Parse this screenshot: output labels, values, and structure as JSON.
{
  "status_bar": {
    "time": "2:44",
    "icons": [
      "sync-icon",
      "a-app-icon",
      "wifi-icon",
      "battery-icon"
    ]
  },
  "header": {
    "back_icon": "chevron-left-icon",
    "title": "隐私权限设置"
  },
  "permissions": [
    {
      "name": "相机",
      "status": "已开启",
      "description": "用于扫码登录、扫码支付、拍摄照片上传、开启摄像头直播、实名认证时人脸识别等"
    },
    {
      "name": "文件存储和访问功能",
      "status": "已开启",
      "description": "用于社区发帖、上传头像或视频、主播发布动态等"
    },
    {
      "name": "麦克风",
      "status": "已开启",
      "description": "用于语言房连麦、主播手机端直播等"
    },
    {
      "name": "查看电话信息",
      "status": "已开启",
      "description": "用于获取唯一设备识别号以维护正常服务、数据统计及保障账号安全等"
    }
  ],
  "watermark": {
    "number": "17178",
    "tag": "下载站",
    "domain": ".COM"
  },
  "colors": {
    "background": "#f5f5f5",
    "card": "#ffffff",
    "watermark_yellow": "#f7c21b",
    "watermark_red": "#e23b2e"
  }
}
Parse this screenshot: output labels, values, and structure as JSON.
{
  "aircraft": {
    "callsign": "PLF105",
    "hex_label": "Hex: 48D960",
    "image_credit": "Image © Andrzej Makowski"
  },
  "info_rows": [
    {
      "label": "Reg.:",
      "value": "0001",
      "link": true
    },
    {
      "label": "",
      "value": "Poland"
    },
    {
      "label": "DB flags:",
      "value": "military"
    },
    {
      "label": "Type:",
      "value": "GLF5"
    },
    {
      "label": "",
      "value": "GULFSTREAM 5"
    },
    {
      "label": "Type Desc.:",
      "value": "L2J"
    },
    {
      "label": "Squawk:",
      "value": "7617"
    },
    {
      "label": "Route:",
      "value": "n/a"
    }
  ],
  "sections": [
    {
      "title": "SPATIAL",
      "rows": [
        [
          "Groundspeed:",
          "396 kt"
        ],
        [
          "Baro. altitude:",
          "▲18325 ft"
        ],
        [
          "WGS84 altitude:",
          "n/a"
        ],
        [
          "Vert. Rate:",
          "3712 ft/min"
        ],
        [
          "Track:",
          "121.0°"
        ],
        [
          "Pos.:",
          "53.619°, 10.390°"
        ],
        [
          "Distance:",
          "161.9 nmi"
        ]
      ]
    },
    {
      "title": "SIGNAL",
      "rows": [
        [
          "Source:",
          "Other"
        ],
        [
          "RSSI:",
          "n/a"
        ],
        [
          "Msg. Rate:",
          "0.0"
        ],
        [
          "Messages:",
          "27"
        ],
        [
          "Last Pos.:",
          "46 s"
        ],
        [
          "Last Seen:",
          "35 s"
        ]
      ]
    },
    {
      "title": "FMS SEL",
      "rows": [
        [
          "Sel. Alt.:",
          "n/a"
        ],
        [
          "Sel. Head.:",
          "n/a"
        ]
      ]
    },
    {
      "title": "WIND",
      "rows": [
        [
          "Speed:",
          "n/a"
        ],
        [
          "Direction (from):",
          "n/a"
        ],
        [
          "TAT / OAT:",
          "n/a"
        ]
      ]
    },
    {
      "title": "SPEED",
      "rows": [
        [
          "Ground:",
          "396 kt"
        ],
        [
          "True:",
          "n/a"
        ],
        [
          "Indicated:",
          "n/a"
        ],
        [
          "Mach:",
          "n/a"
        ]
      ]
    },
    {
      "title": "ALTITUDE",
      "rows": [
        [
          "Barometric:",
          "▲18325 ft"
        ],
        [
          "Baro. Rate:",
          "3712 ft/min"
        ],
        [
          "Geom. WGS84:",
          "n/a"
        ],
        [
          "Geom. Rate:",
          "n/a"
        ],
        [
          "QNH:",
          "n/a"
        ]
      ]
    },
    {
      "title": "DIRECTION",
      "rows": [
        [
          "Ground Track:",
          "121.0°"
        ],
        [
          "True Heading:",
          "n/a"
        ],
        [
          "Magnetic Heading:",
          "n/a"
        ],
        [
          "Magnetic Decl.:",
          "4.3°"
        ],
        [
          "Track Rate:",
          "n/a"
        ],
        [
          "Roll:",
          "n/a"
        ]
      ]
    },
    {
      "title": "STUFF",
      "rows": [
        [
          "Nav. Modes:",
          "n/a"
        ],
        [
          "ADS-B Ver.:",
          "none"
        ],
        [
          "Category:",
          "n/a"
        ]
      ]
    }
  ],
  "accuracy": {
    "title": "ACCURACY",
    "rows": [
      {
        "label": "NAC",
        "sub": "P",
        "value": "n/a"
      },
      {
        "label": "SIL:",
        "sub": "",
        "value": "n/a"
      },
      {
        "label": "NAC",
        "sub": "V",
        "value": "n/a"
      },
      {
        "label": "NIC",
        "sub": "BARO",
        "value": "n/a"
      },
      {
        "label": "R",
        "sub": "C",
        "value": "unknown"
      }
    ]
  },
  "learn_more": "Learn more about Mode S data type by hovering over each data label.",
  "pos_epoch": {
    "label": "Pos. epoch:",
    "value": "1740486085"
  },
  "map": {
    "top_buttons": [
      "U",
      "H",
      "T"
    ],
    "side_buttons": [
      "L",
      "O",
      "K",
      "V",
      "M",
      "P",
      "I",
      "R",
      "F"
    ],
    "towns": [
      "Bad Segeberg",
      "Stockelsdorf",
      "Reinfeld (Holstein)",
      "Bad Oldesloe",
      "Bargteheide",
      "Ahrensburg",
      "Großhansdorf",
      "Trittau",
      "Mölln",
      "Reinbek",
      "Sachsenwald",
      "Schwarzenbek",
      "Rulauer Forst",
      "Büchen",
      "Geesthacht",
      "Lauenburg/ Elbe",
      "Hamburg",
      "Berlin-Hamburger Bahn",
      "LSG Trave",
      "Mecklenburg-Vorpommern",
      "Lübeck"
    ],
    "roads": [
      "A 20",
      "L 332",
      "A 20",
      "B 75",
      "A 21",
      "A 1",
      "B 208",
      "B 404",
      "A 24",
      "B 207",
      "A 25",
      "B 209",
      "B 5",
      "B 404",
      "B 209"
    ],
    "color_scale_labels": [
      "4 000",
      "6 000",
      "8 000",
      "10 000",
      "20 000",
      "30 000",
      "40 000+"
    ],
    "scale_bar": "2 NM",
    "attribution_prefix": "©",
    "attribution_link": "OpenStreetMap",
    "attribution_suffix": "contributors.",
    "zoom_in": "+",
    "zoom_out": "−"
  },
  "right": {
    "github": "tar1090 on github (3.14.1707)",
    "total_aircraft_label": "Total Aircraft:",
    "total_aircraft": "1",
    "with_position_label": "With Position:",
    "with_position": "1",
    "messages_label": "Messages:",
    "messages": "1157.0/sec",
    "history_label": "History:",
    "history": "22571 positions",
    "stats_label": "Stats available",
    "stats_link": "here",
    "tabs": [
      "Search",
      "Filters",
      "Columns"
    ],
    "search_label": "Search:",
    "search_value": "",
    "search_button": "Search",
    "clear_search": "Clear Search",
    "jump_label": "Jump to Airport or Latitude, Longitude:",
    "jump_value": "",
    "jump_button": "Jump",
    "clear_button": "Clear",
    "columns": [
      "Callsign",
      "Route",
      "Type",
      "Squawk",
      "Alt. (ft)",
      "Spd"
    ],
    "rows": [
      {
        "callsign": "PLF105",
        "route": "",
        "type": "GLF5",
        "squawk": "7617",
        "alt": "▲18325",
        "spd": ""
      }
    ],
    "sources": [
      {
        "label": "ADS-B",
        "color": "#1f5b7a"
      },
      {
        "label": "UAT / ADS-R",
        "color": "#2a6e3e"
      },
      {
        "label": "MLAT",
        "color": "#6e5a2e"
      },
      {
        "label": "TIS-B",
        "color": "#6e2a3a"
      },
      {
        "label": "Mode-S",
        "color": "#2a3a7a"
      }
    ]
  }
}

> **What you will do**
Copy whichever lines in the listing above contain the word "Rate".

> **Worked solution**
          "Vert. Rate:",
          "Msg. Rate:",
          "Baro. Rate:",
          "Geom. Rate:",
          "Track Rate:",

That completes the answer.